### Stored rows

══════

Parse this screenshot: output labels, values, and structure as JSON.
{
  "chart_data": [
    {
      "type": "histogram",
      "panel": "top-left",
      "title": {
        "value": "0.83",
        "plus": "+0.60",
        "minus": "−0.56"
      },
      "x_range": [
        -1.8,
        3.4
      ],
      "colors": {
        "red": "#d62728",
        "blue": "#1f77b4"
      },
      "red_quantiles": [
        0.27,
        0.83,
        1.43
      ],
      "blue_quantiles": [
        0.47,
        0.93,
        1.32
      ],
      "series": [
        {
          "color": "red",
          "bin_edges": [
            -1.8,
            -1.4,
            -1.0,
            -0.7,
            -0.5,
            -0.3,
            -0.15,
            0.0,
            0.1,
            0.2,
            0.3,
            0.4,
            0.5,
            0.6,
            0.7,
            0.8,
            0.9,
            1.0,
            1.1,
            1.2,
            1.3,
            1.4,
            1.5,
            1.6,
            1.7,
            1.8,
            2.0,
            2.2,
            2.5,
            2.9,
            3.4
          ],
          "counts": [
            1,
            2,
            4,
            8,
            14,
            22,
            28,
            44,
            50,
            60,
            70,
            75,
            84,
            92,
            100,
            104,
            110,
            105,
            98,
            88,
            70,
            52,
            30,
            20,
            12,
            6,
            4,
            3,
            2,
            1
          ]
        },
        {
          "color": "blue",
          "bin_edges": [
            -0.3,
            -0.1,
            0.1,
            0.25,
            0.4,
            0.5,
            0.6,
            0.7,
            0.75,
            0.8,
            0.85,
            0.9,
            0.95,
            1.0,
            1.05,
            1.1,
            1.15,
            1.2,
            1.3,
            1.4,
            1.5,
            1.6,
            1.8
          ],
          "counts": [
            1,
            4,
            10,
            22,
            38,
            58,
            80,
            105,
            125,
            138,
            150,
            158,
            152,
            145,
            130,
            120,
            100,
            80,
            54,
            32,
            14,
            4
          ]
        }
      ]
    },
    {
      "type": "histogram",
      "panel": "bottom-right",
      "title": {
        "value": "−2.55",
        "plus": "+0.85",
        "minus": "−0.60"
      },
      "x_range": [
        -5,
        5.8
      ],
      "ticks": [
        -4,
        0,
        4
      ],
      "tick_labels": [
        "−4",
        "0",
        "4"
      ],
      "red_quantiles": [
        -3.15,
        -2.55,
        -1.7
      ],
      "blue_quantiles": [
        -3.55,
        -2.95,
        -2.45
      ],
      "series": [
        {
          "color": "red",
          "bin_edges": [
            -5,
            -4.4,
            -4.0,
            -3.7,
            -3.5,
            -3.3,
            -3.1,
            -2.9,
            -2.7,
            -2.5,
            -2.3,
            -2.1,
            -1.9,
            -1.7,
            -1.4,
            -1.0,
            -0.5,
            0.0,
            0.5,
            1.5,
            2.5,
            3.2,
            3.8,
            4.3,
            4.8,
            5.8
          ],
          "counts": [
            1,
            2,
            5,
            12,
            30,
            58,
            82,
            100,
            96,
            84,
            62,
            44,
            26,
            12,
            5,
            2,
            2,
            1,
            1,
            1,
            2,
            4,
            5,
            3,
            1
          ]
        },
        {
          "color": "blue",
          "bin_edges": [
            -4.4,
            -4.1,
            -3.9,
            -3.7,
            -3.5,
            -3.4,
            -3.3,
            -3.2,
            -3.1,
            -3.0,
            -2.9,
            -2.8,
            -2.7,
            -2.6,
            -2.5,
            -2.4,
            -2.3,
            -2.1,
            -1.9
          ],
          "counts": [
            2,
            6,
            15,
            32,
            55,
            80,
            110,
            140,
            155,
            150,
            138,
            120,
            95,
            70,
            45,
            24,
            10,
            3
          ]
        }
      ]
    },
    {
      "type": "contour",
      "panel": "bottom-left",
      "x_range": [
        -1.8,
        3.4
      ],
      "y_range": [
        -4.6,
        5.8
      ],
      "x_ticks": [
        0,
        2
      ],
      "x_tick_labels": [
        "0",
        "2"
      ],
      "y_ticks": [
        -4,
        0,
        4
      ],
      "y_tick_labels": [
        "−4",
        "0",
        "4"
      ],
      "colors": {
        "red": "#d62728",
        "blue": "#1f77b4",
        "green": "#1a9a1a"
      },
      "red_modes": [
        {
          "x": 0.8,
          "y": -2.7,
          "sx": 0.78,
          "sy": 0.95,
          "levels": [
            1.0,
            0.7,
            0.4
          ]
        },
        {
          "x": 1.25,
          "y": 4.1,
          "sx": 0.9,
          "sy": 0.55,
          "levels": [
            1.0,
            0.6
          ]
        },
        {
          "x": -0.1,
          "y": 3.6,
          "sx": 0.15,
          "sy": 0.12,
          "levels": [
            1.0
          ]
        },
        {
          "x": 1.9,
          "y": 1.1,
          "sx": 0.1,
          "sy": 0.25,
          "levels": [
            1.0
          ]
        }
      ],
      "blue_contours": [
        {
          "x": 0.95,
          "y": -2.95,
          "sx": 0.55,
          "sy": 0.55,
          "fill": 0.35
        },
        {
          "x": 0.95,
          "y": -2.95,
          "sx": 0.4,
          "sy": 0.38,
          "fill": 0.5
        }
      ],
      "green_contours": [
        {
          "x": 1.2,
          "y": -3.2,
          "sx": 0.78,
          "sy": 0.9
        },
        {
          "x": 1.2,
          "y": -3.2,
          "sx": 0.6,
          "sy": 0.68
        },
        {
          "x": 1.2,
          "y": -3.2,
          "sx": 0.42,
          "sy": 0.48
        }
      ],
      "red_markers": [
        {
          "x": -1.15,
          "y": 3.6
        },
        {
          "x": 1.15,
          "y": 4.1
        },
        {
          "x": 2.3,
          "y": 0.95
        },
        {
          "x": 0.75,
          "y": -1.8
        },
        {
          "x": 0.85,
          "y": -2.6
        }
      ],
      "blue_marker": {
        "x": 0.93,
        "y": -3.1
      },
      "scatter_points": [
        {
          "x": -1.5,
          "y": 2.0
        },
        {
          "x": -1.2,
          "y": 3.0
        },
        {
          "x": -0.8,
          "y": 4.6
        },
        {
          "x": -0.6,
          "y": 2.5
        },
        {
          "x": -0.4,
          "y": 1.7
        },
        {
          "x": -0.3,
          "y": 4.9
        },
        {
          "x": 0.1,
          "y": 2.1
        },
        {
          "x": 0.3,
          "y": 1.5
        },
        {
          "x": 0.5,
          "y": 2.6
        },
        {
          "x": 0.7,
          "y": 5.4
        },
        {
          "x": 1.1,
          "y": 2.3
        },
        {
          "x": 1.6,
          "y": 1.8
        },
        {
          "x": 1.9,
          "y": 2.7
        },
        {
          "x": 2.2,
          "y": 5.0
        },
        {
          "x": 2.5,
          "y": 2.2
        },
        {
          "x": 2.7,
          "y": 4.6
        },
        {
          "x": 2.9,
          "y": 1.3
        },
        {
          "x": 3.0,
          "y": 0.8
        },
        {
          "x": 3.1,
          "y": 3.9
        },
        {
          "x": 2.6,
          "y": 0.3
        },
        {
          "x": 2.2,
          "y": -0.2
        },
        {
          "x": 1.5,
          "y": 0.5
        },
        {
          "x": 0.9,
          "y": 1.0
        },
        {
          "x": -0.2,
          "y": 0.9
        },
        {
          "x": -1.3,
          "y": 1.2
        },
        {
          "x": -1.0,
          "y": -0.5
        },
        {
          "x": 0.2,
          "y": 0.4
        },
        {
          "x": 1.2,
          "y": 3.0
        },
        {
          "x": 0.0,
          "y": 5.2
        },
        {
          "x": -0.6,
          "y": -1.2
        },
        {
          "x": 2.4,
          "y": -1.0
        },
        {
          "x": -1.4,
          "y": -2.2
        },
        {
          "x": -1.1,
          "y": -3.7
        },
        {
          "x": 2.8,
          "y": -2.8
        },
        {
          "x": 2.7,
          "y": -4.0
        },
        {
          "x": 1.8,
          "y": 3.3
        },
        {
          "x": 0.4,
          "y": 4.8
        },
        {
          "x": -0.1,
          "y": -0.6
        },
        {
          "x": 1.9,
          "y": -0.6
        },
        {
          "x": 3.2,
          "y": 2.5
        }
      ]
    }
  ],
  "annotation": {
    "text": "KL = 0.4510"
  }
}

══════

### Aim
Search the data for the string "panel". List each line that has it.

### Written response
      "panel": "top-left",
      "panel": "bottom-right",
      "panel": "bottom-left",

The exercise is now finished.